WHAT YOU WILL DO> Pictures excluded, copy word for word the lines from the one holding "Transcribe this image's" through the last line below.
** Begin RECORD EXCERPTS **
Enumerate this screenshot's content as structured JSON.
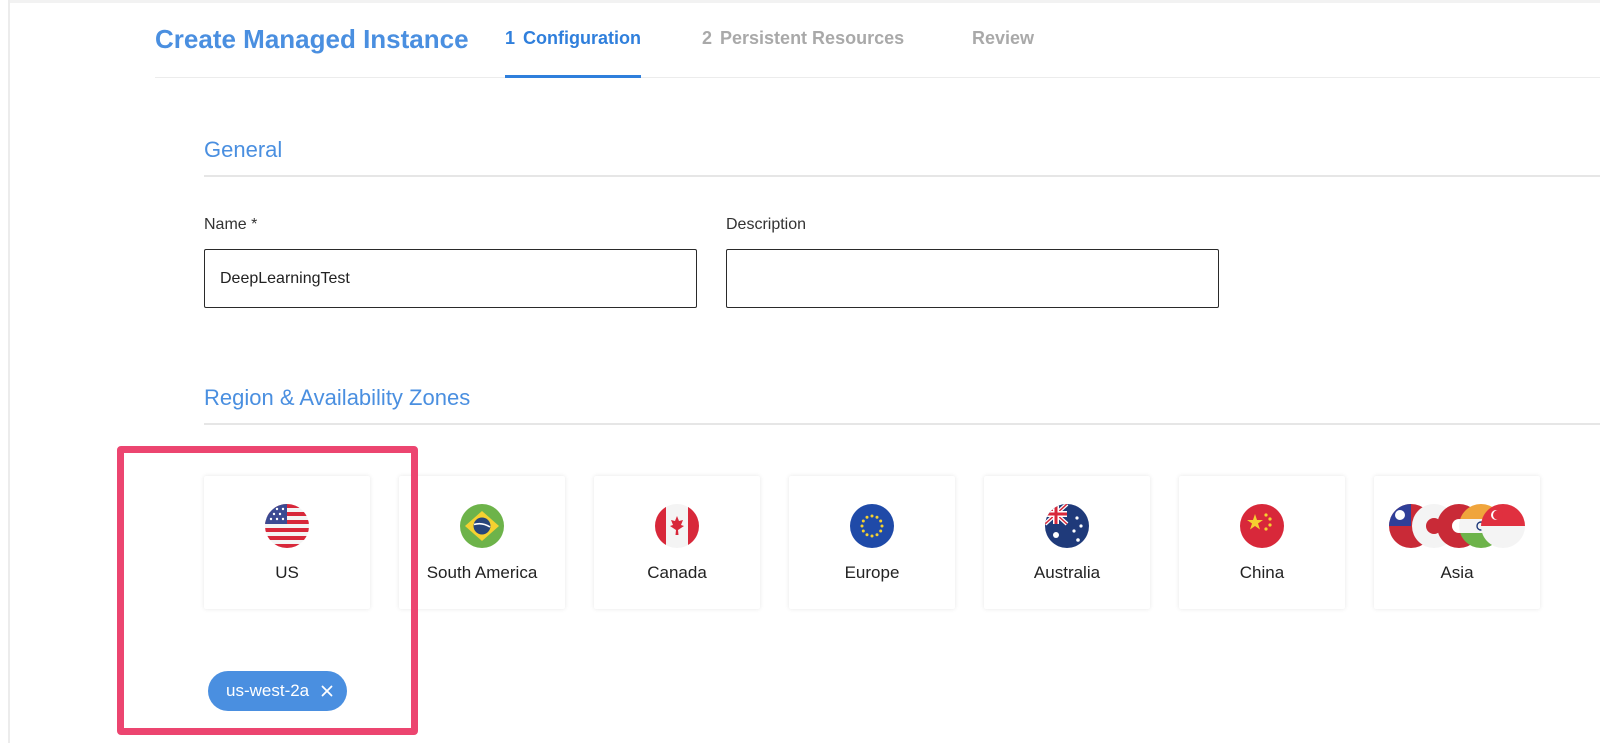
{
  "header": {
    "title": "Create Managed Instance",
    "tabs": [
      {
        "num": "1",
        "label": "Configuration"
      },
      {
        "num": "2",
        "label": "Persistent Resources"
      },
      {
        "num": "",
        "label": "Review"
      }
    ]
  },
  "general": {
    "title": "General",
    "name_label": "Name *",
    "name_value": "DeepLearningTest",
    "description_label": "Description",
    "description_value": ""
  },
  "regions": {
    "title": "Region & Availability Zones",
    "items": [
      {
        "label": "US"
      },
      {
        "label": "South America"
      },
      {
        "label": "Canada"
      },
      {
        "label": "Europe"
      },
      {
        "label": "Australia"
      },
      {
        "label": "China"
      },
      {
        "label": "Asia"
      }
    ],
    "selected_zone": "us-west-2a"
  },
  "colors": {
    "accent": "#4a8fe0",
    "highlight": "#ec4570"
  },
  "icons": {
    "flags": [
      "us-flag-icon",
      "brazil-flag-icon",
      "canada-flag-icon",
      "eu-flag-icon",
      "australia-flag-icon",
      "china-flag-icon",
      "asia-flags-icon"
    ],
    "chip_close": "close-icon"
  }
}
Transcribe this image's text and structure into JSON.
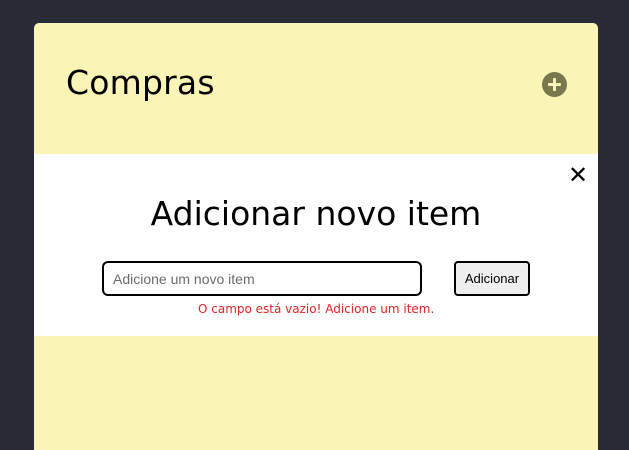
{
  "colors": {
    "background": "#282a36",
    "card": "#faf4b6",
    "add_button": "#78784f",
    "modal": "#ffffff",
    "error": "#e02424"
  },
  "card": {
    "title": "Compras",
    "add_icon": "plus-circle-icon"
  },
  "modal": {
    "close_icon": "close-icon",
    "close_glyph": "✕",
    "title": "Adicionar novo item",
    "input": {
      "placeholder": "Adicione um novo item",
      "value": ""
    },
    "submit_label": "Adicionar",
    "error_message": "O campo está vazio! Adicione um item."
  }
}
** End RECORD EXCERPTS **
EXERCISE RESPONSE>
Transcribe this image's text and structure into JSON.
{
  "colors": {
    "background": "#282a36",
    "card": "#faf4b6",
    "add_button": "#78784f",
    "modal": "#ffffff",
    "error": "#e02424"
  },
  "card": {
    "title": "Compras",
    "add_icon": "plus-circle-icon"
  },
  "modal": {
    "close_icon": "close-icon",
    "close_glyph": "✕",
    "title": "Adicionar novo item",
    "input": {
      "placeholder": "Adicione um novo item",
      "value": ""
    },
    "submit_label": "Adicionar",
    "error_message": "O campo está vazio! Adicione um item."
  }
}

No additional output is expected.